Omit all images. Write out the rest of the material exactly.

Data entries
================

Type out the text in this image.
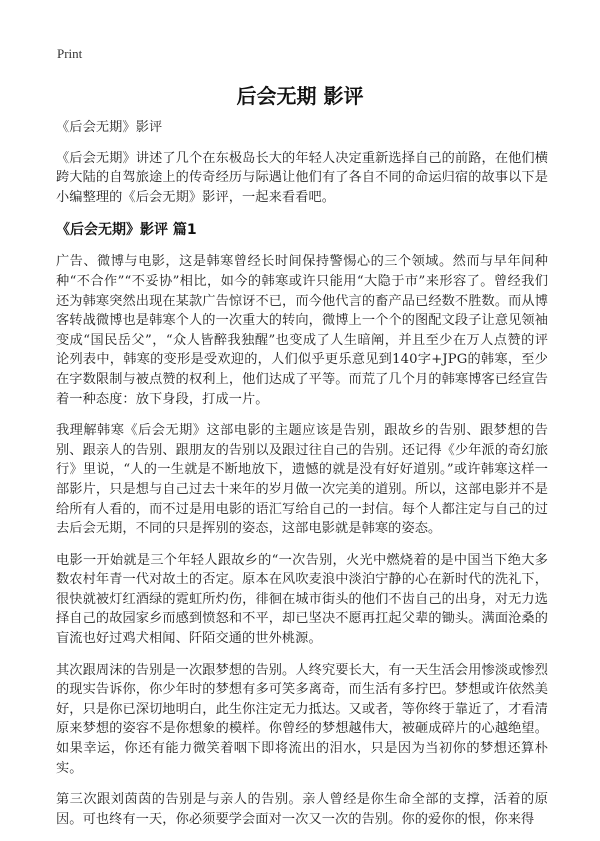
Print
后会无期 影评

《后会无期》影评

《后会无期》讲述了几个在东极岛长大的年轻人决定重新选择自己的前路，在他们横跨大陆的自驾旅途上的传奇经历与际遇让他们有了各自不同的命运归宿的故事以下是小编整理的《后会无期》影评，一起来看看吧。

《后会无期》影评 篇1

广告、微博与电影，这是韩寒曾经长时间保持警惕心的三个领域。然而与早年间种种“不合作”“不妥协”相比，如今的韩寒或许只能用“大隐于市”来形容了。曾经我们还为韩寒突然出现在某款广告惊讶不已，而今他代言的畜产品已经数不胜数。而从博客转战微博也是韩寒个人的一次重大的转向，微博上一个个的图配文段子让意见领袖变成“国民岳父”，“众人皆醉我独醒”也变成了人生暗阐，并且至少在万人点赞的评论列表中，韩寒的变形是受欢迎的，人们似乎更乐意见到140字+JPG的韩寒，至少在字数限制与被点赞的权利上，他们达成了平等。而荒了几个月的韩寒博客已经宣告着一种态度：放下身段，打成一片。

我理解韩寒《后会无期》这部电影的主题应该是告别，跟故乡的告别、跟梦想的告别、跟亲人的告别、跟朋友的告别以及跟过往自己的告别。还记得《少年派的奇幻旅行》里说，“人的一生就是不断地放下，遗憾的就是没有好好道别。”或许韩寒这样一部影片，只是想与自己过去十来年的岁月做一次完美的道别。所以，这部电影并不是给所有人看的，而不过是用电影的语汇写给自己的一封信。每个人都注定与自己的过去后会无期，不同的只是挥别的姿态，这部电影就是韩寒的姿态。

电影一开始就是三个年轻人跟故乡的“一次告别，火光中燃烧着的是中国当下绝大多数农村年青一代对故土的否定。原本在风吹麦浪中淡泊宁静的心在新时代的洗礼下，很快就被灯红酒绿的霓虹所灼伤，徘徊在城市街头的他们不齿自己的出身，对无力选择自己的故园家乡而感到愤怒和不平，却已坚决不愿再扛起父辈的锄头。满面沧桑的盲流也好过鸡犬相闻、阡陌交通的世外桃源。

其次跟周沫的告别是一次跟梦想的告别。人终究要长大，有一天生活会用惨淡或惨烈的现实告诉你，你少年时的梦想有多可笑多离奇，而生活有多拧巴。梦想或许依然美好，只是你已深切地明白，此生你注定无力抵达。又或者，等你终于靠近了，才看清原来梦想的姿容不是你想象的模样。你曾经的梦想越伟大，被砸成碎片的心越绝望。如果幸运，你还有能力微笑着咽下即将流出的泪水，只是因为当初你的梦想还算朴实。

第三次跟刘茵茵的告别是与亲人的告别。亲人曾经是你生命全部的支撑，活着的原因。可也终有一天，你必须要学会面对一次又一次的告别。你的爱你的恨，你来得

================

(Complete output)
Type out the text in this image.
Print
后会无期 影评

《后会无期》影评

《后会无期》讲述了几个在东极岛长大的年轻人决定重新选择自己的前路，在他们横跨大陆的自驾旅途上的传奇经历与际遇让他们有了各自不同的命运归宿的故事以下是小编整理的《后会无期》影评，一起来看看吧。

《后会无期》影评 篇1

广告、微博与电影，这是韩寒曾经长时间保持警惕心的三个领域。然而与早年间种种“不合作”“不妥协”相比，如今的韩寒或许只能用“大隐于市”来形容了。曾经我们还为韩寒突然出现在某款广告惊讶不已，而今他代言的畜产品已经数不胜数。而从博客转战微博也是韩寒个人的一次重大的转向，微博上一个个的图配文段子让意见领袖变成“国民岳父”，“众人皆醉我独醒”也变成了人生暗阐，并且至少在万人点赞的评论列表中，韩寒的变形是受欢迎的，人们似乎更乐意见到140字+JPG的韩寒，至少在字数限制与被点赞的权利上，他们达成了平等。而荒了几个月的韩寒博客已经宣告着一种态度：放下身段，打成一片。

我理解韩寒《后会无期》这部电影的主题应该是告别，跟故乡的告别、跟梦想的告别、跟亲人的告别、跟朋友的告别以及跟过往自己的告别。还记得《少年派的奇幻旅行》里说，“人的一生就是不断地放下，遗憾的就是没有好好道别。”或许韩寒这样一部影片，只是想与自己过去十来年的岁月做一次完美的道别。所以，这部电影并不是给所有人看的，而不过是用电影的语汇写给自己的一封信。每个人都注定与自己的过去后会无期，不同的只是挥别的姿态，这部电影就是韩寒的姿态。

电影一开始就是三个年轻人跟故乡的“一次告别，火光中燃烧着的是中国当下绝大多数农村年青一代对故土的否定。原本在风吹麦浪中淡泊宁静的心在新时代的洗礼下，很快就被灯红酒绿的霓虹所灼伤，徘徊在城市街头的他们不齿自己的出身，对无力选择自己的故园家乡而感到愤怒和不平，却已坚决不愿再扛起父辈的锄头。满面沧桑的盲流也好过鸡犬相闻、阡陌交通的世外桃源。

其次跟周沫的告别是一次跟梦想的告别。人终究要长大，有一天生活会用惨淡或惨烈的现实告诉你，你少年时的梦想有多可笑多离奇，而生活有多拧巴。梦想或许依然美好，只是你已深切地明白，此生你注定无力抵达。又或者，等你终于靠近了，才看清原来梦想的姿容不是你想象的模样。你曾经的梦想越伟大，被砸成碎片的心越绝望。如果幸运，你还有能力微笑着咽下即将流出的泪水，只是因为当初你的梦想还算朴实。

第三次跟刘茵茵的告别是与亲人的告别。亲人曾经是你生命全部的支撑，活着的原因。可也终有一天，你必须要学会面对一次又一次的告别。你的爱你的恨，你来得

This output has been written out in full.